───── DATA FOR THE TASK ─────
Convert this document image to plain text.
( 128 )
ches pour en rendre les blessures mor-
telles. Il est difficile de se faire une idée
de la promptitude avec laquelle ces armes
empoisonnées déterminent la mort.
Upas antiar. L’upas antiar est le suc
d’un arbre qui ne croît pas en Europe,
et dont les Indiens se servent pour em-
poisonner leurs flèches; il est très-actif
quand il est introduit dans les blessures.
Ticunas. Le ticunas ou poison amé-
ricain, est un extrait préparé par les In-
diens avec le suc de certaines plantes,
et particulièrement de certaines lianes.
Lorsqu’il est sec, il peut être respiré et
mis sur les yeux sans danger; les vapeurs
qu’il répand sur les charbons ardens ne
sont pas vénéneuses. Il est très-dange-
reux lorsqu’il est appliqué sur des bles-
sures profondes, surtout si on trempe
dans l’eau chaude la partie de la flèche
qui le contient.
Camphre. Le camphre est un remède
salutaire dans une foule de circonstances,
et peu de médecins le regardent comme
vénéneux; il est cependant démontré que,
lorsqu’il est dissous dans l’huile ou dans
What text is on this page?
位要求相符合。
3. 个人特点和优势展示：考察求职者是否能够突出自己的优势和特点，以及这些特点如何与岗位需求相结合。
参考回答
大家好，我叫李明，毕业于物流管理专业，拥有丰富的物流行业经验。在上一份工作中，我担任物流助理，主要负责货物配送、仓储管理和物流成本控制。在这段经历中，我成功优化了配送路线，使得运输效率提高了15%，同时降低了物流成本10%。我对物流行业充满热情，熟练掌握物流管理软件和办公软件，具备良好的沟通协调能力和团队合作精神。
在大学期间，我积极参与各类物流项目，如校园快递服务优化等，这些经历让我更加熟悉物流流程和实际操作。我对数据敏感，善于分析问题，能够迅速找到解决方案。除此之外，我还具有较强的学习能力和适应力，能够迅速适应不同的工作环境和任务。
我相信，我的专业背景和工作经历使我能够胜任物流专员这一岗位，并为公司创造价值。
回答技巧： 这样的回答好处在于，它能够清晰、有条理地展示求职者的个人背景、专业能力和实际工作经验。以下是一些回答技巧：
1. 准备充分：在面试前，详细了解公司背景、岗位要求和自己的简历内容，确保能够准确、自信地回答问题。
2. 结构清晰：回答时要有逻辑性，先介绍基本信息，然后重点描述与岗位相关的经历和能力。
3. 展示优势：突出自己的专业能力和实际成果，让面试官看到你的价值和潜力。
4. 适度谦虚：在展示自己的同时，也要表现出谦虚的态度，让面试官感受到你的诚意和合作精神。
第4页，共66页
─────
WRITTEN INSTRUCTION> Repeat the listing in full, keeping every line exactly as it is.

PROBLEM SOLUTION>
Convert this document image to plain text.
( 128 )
ches pour en rendre les blessures mor-
telles. Il est difficile de se faire une idée
de la promptitude avec laquelle ces armes
empoisonnées déterminent la mort.
Upas antiar. L’upas antiar est le suc
d’un arbre qui ne croît pas en Europe,
et dont les Indiens se servent pour em-
poisonner leurs flèches; il est très-actif
quand il est introduit dans les blessures.
Ticunas. Le ticunas ou poison amé-
ricain, est un extrait préparé par les In-
diens avec le suc de certaines plantes,
et particulièrement de certaines lianes.
Lorsqu’il est sec, il peut être respiré et
mis sur les yeux sans danger; les vapeurs
qu’il répand sur les charbons ardens ne
sont pas vénéneuses. Il est très-dange-
reux lorsqu’il est appliqué sur des bles-
sures profondes, surtout si on trempe
dans l’eau chaude la partie de la flèche
qui le contient.
Camphre. Le camphre est un remède
salutaire dans une foule de circonstances,
et peu de médecins le regardent comme
vénéneux; il est cependant démontré que,
lorsqu’il est dissous dans l’huile ou dans
What text is on this page?
位要求相符合。
3. 个人特点和优势展示：考察求职者是否能够突出自己的优势和特点，以及这些特点如何与岗位需求相结合。
参考回答
大家好，我叫李明，毕业于物流管理专业，拥有丰富的物流行业经验。在上一份工作中，我担任物流助理，主要负责货物配送、仓储管理和物流成本控制。在这段经历中，我成功优化了配送路线，使得运输效率提高了15%，同时降低了物流成本10%。我对物流行业充满热情，熟练掌握物流管理软件和办公软件，具备良好的沟通协调能力和团队合作精神。
在大学期间，我积极参与各类物流项目，如校园快递服务优化等，这些经历让我更加熟悉物流流程和实际操作。我对数据敏感，善于分析问题，能够迅速找到解决方案。除此之外，我还具有较强的学习能力和适应力，能够迅速适应不同的工作环境和任务。
我相信，我的专业背景和工作经历使我能够胜任物流专员这一岗位，并为公司创造价值。
回答技巧： 这样的回答好处在于，它能够清晰、有条理地展示求职者的个人背景、专业能力和实际工作经验。以下是一些回答技巧：
1. 准备充分：在面试前，详细了解公司背景、岗位要求和自己的简历内容，确保能够准确、自信地回答问题。
2. 结构清晰：回答时要有逻辑性，先介绍基本信息，然后重点描述与岗位相关的经历和能力。
3. 展示优势：突出自己的专业能力和实际成果，让面试官看到你的价值和潜力。
4. 适度谦虚：在展示自己的同时，也要表现出谦虚的态度，让面试官感受到你的诚意和合作精神。
第4页，共66页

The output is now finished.